Task goal — Find the lines containing "huyện" and say how many there are, with no other words.
═══ Data section ═══
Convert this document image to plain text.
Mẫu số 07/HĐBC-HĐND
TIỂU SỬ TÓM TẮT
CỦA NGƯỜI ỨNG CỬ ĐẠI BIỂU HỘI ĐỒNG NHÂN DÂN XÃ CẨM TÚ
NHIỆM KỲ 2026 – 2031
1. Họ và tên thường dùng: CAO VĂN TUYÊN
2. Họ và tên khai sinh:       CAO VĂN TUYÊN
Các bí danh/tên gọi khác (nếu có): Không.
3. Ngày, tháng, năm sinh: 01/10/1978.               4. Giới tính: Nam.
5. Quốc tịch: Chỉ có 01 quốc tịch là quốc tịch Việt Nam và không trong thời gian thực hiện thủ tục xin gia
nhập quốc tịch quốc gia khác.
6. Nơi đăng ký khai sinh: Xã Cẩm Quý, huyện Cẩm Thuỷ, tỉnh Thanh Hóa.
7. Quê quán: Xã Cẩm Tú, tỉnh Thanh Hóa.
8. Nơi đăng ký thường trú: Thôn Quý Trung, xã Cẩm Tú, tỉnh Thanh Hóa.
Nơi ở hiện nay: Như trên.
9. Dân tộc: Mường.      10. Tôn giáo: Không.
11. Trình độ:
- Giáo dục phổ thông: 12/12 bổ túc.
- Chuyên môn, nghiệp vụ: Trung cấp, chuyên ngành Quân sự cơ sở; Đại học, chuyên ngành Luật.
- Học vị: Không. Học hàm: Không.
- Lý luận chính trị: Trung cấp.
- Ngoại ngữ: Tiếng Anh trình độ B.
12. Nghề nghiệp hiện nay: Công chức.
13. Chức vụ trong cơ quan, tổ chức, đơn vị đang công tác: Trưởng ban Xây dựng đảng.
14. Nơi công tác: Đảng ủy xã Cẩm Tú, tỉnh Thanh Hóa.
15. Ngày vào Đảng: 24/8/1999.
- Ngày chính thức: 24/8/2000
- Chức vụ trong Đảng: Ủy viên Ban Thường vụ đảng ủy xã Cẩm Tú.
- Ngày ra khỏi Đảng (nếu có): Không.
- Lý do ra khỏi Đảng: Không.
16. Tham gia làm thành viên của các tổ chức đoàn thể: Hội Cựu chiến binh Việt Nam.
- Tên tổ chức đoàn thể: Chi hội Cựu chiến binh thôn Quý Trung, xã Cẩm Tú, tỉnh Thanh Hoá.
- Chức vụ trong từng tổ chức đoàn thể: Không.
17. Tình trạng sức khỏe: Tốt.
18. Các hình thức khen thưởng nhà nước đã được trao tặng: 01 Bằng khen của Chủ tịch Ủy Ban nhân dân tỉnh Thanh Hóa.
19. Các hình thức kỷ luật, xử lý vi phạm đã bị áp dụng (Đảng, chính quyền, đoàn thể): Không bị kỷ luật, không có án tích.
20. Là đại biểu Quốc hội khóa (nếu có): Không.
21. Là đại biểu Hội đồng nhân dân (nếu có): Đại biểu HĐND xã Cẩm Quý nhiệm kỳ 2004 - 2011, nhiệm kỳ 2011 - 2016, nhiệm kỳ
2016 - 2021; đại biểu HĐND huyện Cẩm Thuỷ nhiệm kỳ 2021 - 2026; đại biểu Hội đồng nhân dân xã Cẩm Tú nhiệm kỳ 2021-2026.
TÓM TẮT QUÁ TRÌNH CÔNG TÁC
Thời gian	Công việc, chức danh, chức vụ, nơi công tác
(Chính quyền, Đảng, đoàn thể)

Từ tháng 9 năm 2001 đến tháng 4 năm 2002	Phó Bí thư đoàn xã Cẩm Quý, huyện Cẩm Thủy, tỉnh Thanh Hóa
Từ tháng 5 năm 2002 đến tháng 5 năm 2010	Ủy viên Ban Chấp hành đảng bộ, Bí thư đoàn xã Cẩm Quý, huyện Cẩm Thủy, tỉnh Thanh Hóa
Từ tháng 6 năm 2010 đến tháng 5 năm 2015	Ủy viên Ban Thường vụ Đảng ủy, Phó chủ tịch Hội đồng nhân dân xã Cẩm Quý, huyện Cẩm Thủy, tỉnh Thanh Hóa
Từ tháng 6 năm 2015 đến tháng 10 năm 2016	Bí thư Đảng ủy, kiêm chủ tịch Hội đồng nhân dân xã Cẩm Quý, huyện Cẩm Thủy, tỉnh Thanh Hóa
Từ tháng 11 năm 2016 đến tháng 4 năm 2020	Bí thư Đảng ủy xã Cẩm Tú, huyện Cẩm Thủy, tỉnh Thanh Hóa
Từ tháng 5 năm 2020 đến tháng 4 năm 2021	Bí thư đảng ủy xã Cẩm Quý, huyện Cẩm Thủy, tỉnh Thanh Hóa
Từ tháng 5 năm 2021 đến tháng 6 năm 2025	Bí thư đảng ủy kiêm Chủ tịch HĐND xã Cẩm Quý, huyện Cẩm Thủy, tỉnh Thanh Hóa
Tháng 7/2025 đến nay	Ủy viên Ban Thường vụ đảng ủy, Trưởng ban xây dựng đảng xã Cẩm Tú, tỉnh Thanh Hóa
═══
═══ Data section ═══
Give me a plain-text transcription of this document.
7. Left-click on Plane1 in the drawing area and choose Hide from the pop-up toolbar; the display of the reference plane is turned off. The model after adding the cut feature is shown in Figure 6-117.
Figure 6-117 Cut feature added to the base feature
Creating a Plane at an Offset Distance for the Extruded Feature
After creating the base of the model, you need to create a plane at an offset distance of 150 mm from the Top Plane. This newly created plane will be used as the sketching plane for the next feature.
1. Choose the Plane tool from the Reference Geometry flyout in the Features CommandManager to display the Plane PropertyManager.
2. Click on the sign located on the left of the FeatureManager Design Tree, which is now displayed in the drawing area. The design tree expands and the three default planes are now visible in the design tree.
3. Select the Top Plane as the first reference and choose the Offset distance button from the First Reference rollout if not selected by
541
═══
Reply to the exercise — 9